**Task brief**. Write out every record below exactly as it appears.

**Data provided**.
▼▼▼

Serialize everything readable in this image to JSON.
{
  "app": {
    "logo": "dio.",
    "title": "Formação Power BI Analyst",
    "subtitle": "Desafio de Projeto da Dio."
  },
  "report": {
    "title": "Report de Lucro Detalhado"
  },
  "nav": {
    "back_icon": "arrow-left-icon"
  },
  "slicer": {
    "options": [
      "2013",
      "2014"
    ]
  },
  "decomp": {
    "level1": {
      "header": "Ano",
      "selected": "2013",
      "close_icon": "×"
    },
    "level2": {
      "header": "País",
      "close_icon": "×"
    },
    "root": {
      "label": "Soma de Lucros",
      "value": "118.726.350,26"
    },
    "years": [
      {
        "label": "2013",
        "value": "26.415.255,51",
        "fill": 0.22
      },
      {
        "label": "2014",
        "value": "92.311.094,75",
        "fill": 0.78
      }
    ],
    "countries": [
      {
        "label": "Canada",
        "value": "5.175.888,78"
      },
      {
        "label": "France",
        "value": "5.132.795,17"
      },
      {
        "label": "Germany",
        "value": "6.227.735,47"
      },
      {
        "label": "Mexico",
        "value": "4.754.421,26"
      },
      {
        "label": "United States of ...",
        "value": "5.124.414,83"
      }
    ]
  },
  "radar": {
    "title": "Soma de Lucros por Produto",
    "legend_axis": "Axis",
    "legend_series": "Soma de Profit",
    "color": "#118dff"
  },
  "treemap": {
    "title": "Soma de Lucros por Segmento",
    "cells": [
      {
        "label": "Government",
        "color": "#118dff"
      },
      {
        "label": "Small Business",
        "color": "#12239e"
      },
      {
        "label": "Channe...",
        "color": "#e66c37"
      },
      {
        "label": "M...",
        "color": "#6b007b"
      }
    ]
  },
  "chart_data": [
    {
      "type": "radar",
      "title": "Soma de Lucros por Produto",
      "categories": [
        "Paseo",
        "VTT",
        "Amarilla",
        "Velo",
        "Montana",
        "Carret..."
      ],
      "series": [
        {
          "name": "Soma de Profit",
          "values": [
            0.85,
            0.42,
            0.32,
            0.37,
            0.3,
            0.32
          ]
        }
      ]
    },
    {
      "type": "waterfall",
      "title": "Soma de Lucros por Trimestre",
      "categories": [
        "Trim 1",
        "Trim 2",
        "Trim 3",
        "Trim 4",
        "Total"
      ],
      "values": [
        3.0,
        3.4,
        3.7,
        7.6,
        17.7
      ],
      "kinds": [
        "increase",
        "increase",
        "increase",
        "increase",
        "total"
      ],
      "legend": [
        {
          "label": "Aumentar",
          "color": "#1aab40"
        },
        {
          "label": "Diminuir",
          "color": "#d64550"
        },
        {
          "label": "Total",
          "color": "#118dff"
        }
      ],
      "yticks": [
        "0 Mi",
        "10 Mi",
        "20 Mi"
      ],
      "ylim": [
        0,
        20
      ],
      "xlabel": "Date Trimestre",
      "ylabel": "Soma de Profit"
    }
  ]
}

▲▲▲

**Answer for this exercise**.
Serialize everything readable in this image to JSON.
{
  "app": {
    "logo": "dio.",
    "title": "Formação Power BI Analyst",
    "subtitle": "Desafio de Projeto da Dio."
  },
  "report": {
    "title": "Report de Lucro Detalhado"
  },
  "nav": {
    "back_icon": "arrow-left-icon"
  },
  "slicer": {
    "options": [
      "2013",
      "2014"
    ]
  },
  "decomp": {
    "level1": {
      "header": "Ano",
      "selected": "2013",
      "close_icon": "×"
    },
    "level2": {
      "header": "País",
      "close_icon": "×"
    },
    "root": {
      "label": "Soma de Lucros",
      "value": "118.726.350,26"
    },
    "years": [
      {
        "label": "2013",
        "value": "26.415.255,51",
        "fill": 0.22
      },
      {
        "label": "2014",
        "value": "92.311.094,75",
        "fill": 0.78
      }
    ],
    "countries": [
      {
        "label": "Canada",
        "value": "5.175.888,78"
      },
      {
        "label": "France",
        "value": "5.132.795,17"
      },
      {
        "label": "Germany",
        "value": "6.227.735,47"
      },
      {
        "label": "Mexico",
        "value": "4.754.421,26"
      },
      {
        "label": "United States of ...",
        "value": "5.124.414,83"
      }
    ]
  },
  "radar": {
    "title": "Soma de Lucros por Produto",
    "legend_axis": "Axis",
    "legend_series": "Soma de Profit",
    "color": "#118dff"
  },
  "treemap": {
    "title": "Soma de Lucros por Segmento",
    "cells": [
      {
        "label": "Government",
        "color": "#118dff"
      },
      {
        "label": "Small Business",
        "color": "#12239e"
      },
      {
        "label": "Channe...",
        "color": "#e66c37"
      },
      {
        "label": "M...",
        "color": "#6b007b"
      }
    ]
  },
  "chart_data": [
    {
      "type": "radar",
      "title": "Soma de Lucros por Produto",
      "categories": [
        "Paseo",
        "VTT",
        "Amarilla",
        "Velo",
        "Montana",
        "Carret..."
      ],
      "series": [
        {
          "name": "Soma de Profit",
          "values": [
            0.85,
            0.42,
            0.32,
            0.37,
            0.3,
            0.32
          ]
        }
      ]
    },
    {
      "type": "waterfall",
      "title": "Soma de Lucros por Trimestre",
      "categories": [
        "Trim 1",
        "Trim 2",
        "Trim 3",
        "Trim 4",
        "Total"
      ],
      "values": [
        3.0,
        3.4,
        3.7,
        7.6,
        17.7
      ],
      "kinds": [
        "increase",
        "increase",
        "increase",
        "increase",
        "total"
      ],
      "legend": [
        {
          "label": "Aumentar",
          "color": "#1aab40"
        },
        {
          "label": "Diminuir",
          "color": "#d64550"
        },
        {
          "label": "Total",
          "color": "#118dff"
        }
      ],
      "yticks": [
        "0 Mi",
        "10 Mi",
        "20 Mi"
      ],
      "ylim": [
        0,
        20
      ],
      "xlabel": "Date Trimestre",
      "ylabel": "Soma de Profit"
    }
  ]
}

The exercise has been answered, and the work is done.